Middleware allows you to add cross-cutting functionality to job processing. GoQueue uses a pipeline pattern where each middleware wraps the next one.
// Available built-in middleware
loggingMiddleware := middleware.LoggingMiddleware(logger) // Structured logging
skipCondition := middleware.ConditionalSkipMiddleware(func(jobCtx *job.JobContext) bool {
// Skip processing based on job attributes
return jobCtx.EnqueuedAt.Before(time.Now().Add(-24 * time.Hour))
})
// Custom middleware
rateLimiter := func(next middleware.HandlerFunc) middleware.HandlerFunc {
return func(ctx context.Context, jobCtx *job.JobContext) error {
// Implement rate limiting logic here
fmt.Println("Rate limiting job execution")
return next(ctx, jobCtx)
}
}
// Apply middleware through configuration (order matters - first added, first executed)
cfg = cfg.WithMiddleware(loggingMiddleware)
cfg = cfg.WithMiddleware(skipCondition)
cfg = cfg.WithMiddleware(rateLimiter)
// Or add multiple middlewares at once
cfg = cfg.WithMiddlewares(loggingMiddleware, skipCondition, rateLimiter)
When jobs fail repeatedly after exhausting retry attempts, they can be sent to a Dead Letter Queue for analysis and handling.
// Custom handler for failed jobs
type CustomDLQ struct{}
func (d *CustomDLQ) Push(ctx context.Context, jobCtx *job.JobContext, err error) error {
// Store job data and error in database
fmt.Printf("Job %s failed after %d attempts: %v\n",
jobCtx.JobID, jobCtx.Attempts, err)
// Send alerts or notifications
// alertService.Send(fmt.Sprintf("Critical job failure: %s", jobCtx.JobID))
return nil
}
// Register custom DLQ
cfg = cfg.WithDLQAdapter(&CustomDLQ{})
GoQueue provides built-in support for collecting metrics and monitoring job processing:
// Register metrics callback
cfg = cfg.WithMetricsCallback(func(metrics config.JobMetrics) {
// Record metrics in your monitoring system (Prometheus, etc.)
fmt.Printf("Job: %s, Queue: %s, Duration: %v, Error: %v\n",
metrics.JobID, metrics.QueueName, metrics.Duration, metrics.Error)
// Track success/failure rates
if metrics.Error != nil {
failureCounter.Inc()
} else {
successCounter.Inc()
}
})
Upcoming features planned for GoQueue:
- NATS Driver: NATS as backend option.
- Event Bus: For better metric collection.

> Record extracts
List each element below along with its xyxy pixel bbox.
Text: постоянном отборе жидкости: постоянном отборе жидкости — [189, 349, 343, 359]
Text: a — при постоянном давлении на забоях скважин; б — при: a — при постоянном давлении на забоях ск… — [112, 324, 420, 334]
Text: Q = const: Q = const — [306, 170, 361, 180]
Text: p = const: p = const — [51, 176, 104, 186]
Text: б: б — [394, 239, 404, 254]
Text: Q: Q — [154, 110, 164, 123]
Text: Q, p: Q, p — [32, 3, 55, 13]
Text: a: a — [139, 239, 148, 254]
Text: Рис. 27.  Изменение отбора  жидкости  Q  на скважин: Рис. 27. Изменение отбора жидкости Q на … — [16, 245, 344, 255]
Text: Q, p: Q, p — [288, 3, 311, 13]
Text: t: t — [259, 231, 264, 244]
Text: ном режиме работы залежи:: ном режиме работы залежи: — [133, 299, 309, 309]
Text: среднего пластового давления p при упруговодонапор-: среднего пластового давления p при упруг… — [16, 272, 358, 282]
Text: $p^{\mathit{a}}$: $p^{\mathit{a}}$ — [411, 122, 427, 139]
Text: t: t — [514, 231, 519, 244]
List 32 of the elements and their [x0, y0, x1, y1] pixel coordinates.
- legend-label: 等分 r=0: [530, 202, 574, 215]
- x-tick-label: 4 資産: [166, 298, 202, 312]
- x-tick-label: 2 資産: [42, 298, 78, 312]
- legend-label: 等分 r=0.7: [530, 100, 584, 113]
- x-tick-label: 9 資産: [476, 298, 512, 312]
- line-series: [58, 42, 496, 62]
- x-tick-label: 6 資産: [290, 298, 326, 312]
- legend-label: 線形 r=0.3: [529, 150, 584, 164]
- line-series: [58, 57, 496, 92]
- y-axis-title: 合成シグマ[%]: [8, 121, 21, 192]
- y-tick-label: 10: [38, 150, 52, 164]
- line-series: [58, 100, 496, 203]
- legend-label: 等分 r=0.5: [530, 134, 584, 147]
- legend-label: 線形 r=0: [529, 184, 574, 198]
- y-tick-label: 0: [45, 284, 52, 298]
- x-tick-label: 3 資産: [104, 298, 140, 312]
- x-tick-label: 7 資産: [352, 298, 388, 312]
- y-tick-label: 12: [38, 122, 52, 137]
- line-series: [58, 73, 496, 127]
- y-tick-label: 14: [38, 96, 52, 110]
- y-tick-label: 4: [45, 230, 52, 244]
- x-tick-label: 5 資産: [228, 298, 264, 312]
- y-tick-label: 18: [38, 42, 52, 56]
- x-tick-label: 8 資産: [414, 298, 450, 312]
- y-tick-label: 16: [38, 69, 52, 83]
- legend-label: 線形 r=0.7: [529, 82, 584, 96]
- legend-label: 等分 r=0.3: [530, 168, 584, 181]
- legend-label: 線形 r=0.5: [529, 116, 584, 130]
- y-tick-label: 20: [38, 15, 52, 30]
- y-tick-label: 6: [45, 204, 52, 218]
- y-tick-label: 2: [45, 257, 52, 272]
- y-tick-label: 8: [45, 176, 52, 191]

> Exercise aim
Using the GoQueue excerpt, answer these:
1. What pattern does GoQueue use for middleware?
2. Which configuration method registers the custom Dead Letter Queue?
3. What two upcoming features are planned for GoQueue?

> Solution for this problem
1. A pipeline pattern, where each middleware wraps the next one.
2. WithDLQAdapter.
3. A NATS Driver and an Event Bus.